> Available records
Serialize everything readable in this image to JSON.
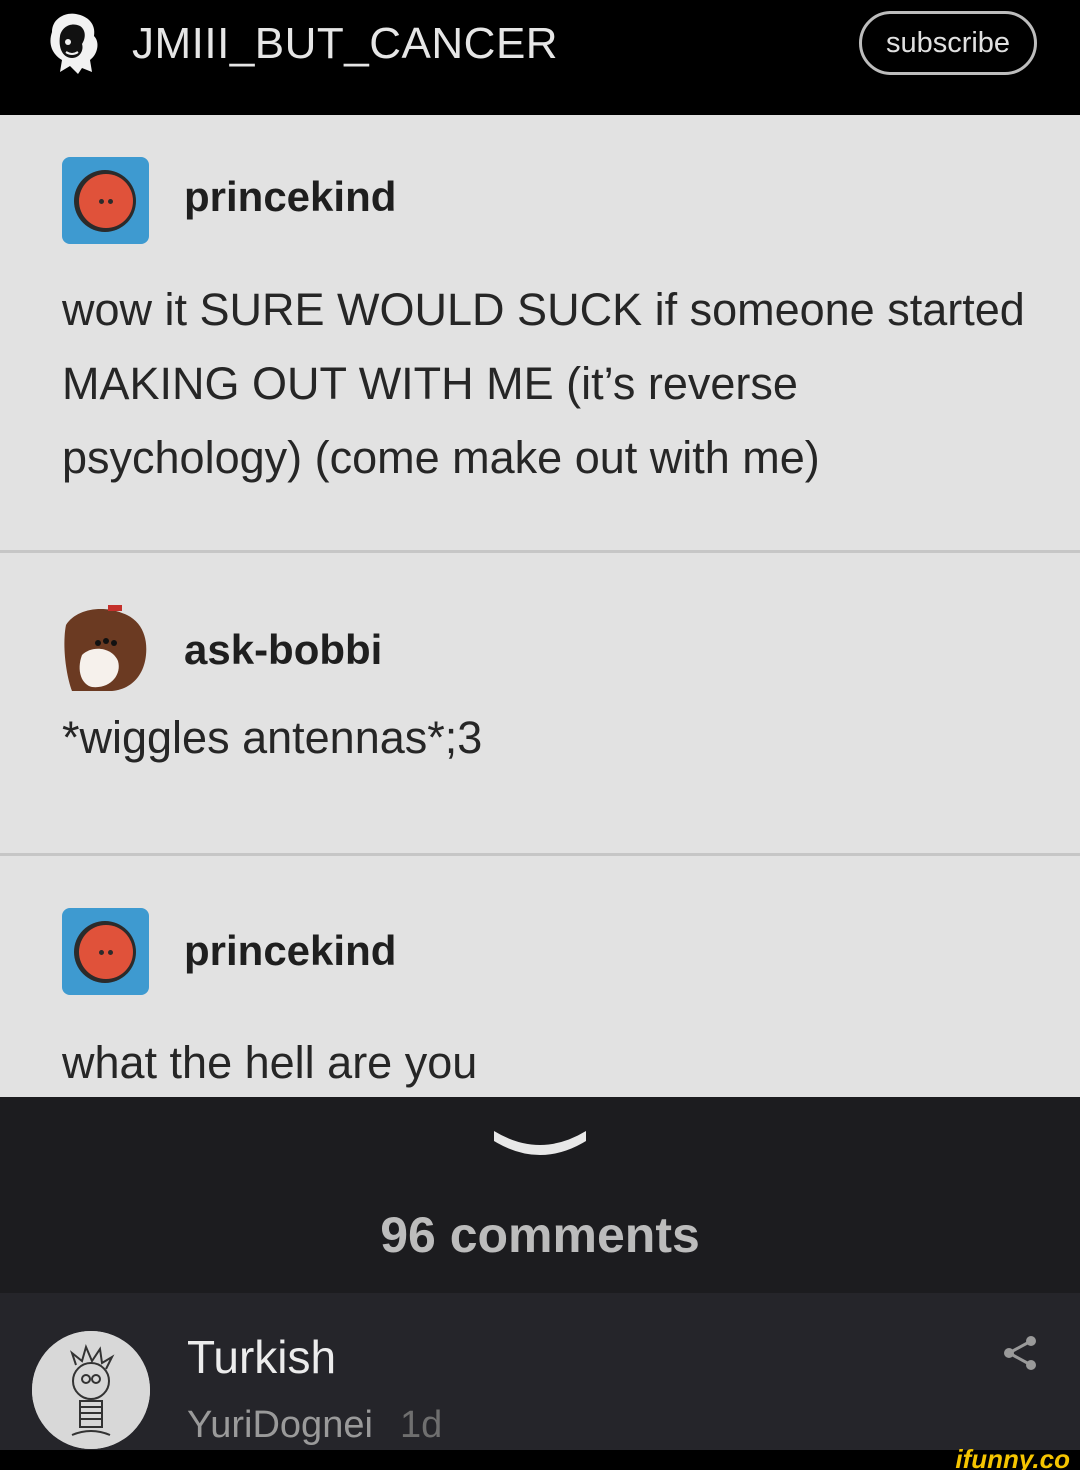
{
  "header": {
    "channel_name": "JMIII_BUT_CANCER",
    "subscribe_label": "subscribe"
  },
  "post": {
    "entries": [
      {
        "username": "princekind",
        "text": "wow it SURE WOULD SUCK if someone started MAKING OUT WITH ME (it’s reverse psychology) (come make out with me)"
      },
      {
        "username": "ask-bobbi",
        "text": "*wiggles antennas*;3"
      },
      {
        "username": "princekind",
        "text": "what the hell are you"
      }
    ]
  },
  "comments": {
    "count_label": "96 comments",
    "items": [
      {
        "text": "Turkish",
        "user": "YuriDognei",
        "time": "1d"
      }
    ]
  },
  "footer": {
    "brand": "ifunny.co"
  },
  "colors": {
    "header_bg": "#000000",
    "post_bg": "#e2e2e2",
    "comments_bg": "#1c1c1f",
    "brand_yellow": "#f5c400"
  }
}
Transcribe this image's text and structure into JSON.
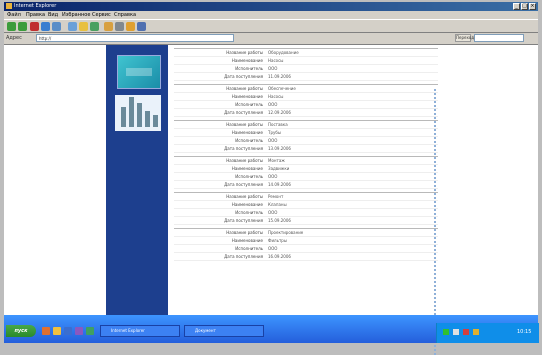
{
  "window": {
    "title": "Internet Explorer",
    "minimize": "_",
    "maximize": "□",
    "close": "×"
  },
  "menu": [
    "Файл",
    "Правка",
    "Вид",
    "Избранное",
    "Сервис",
    "Справка"
  ],
  "address": {
    "label": "Адрес",
    "url": "http://",
    "go_label": "Переход"
  },
  "taskbar": {
    "start_label": "пуск",
    "tasks": [
      "Internet Explorer",
      "Документ"
    ],
    "clock": "10:15"
  },
  "sections": [
    {
      "rows": [
        {
          "label": "Название работы",
          "value": "Оборудование"
        },
        {
          "label": "Наименование",
          "value": "Насосы"
        },
        {
          "label": "Исполнитель",
          "value": "ООО"
        },
        {
          "label": "Дата поступления",
          "value": "11.09.2006"
        }
      ]
    },
    {
      "rows": [
        {
          "label": "Название работы",
          "value": "Обеспечение"
        },
        {
          "label": "Наименование",
          "value": "Насосы"
        },
        {
          "label": "Исполнитель",
          "value": "ООО"
        },
        {
          "label": "Дата поступления",
          "value": "12.09.2006"
        }
      ]
    },
    {
      "rows": [
        {
          "label": "Название работы",
          "value": "Поставка"
        },
        {
          "label": "Наименование",
          "value": "Трубы"
        },
        {
          "label": "Исполнитель",
          "value": "ООО"
        },
        {
          "label": "Дата поступления",
          "value": "13.09.2006"
        }
      ]
    },
    {
      "rows": [
        {
          "label": "Название работы",
          "value": "Монтаж"
        },
        {
          "label": "Наименование",
          "value": "Задвижки"
        },
        {
          "label": "Исполнитель",
          "value": "ООО"
        },
        {
          "label": "Дата поступления",
          "value": "14.09.2006"
        }
      ]
    },
    {
      "rows": [
        {
          "label": "Название работы",
          "value": "Ремонт"
        },
        {
          "label": "Наименование",
          "value": "Клапаны"
        },
        {
          "label": "Исполнитель",
          "value": "ООО"
        },
        {
          "label": "Дата поступления",
          "value": "15.09.2006"
        }
      ]
    },
    {
      "rows": [
        {
          "label": "Название работы",
          "value": "Проектирование"
        },
        {
          "label": "Наименование",
          "value": "Фильтры"
        },
        {
          "label": "Исполнитель",
          "value": "ООО"
        },
        {
          "label": "Дата поступления",
          "value": "16.09.2006"
        }
      ]
    }
  ]
}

> What is expected
Repeat the listing verbatim. Skip the pictures.

> The response
Serialize everything readable in this image to JSON.
{
  "header": {
    "channel_name": "JMIII_BUT_CANCER",
    "subscribe_label": "subscribe"
  },
  "post": {
    "entries": [
      {
        "username": "princekind",
        "text": "wow it SURE WOULD SUCK if someone started MAKING OUT WITH ME (it’s reverse psychology) (come make out with me)"
      },
      {
        "username": "ask-bobbi",
        "text": "*wiggles antennas*;3"
      },
      {
        "username": "princekind",
        "text": "what the hell are you"
      }
    ]
  },
  "comments": {
    "count_label": "96 comments",
    "items": [
      {
        "text": "Turkish",
        "user": "YuriDognei",
        "time": "1d"
      }
    ]
  },
  "footer": {
    "brand": "ifunny.co"
  },
  "colors": {
    "header_bg": "#000000",
    "post_bg": "#e2e2e2",
    "comments_bg": "#1c1c1f",
    "brand_yellow": "#f5c400"
  }
}
Transcribe this image's text and structure into JSON.
{
  "window": {
    "title": "Internet Explorer",
    "minimize": "_",
    "maximize": "□",
    "close": "×"
  },
  "menu": [
    "Файл",
    "Правка",
    "Вид",
    "Избранное",
    "Сервис",
    "Справка"
  ],
  "address": {
    "label": "Адрес",
    "url": "http://",
    "go_label": "Переход"
  },
  "taskbar": {
    "start_label": "пуск",
    "tasks": [
      "Internet Explorer",
      "Документ"
    ],
    "clock": "10:15"
  },
  "sections": [
    {
      "rows": [
        {
          "label": "Название работы",
          "value": "Оборудование"
        },
        {
          "label": "Наименование",
          "value": "Насосы"
        },
        {
          "label": "Исполнитель",
          "value": "ООО"
        },
        {
          "label": "Дата поступления",
          "value": "11.09.2006"
        }
      ]
    },
    {
      "rows": [
        {
          "label": "Название работы",
          "value": "Обеспечение"
        },
        {
          "label": "Наименование",
          "value": "Насосы"
        },
        {
          "label": "Исполнитель",
          "value": "ООО"
        },
        {
          "label": "Дата поступления",
          "value": "12.09.2006"
        }
      ]
    },
    {
      "rows": [
        {
          "label": "Название работы",
          "value": "Поставка"
        },
        {
          "label": "Наименование",
          "value": "Трубы"
        },
        {
          "label": "Исполнитель",
          "value": "ООО"
        },
        {
          "label": "Дата поступления",
          "value": "13.09.2006"
        }
      ]
    },
    {
      "rows": [
        {
          "label": "Название работы",
          "value": "Монтаж"
        },
        {
          "label": "Наименование",
          "value": "Задвижки"
        },
        {
          "label": "Исполнитель",
          "value": "ООО"
        },
        {
          "label": "Дата поступления",
          "value": "14.09.2006"
        }
      ]
    },
    {
      "rows": [
        {
          "label": "Название работы",
          "value": "Ремонт"
        },
        {
          "label": "Наименование",
          "value": "Клапаны"
        },
        {
          "label": "Исполнитель",
          "value": "ООО"
        },
        {
          "label": "Дата поступления",
          "value": "15.09.2006"
        }
      ]
    },
    {
      "rows": [
        {
          "label": "Название работы",
          "value": "Проектирование"
        },
        {
          "label": "Наименование",
          "value": "Фильтры"
        },
        {
          "label": "Исполнитель",
          "value": "ООО"
        },
        {
          "label": "Дата поступления",
          "value": "16.09.2006"
        }
      ]
    }
  ]
}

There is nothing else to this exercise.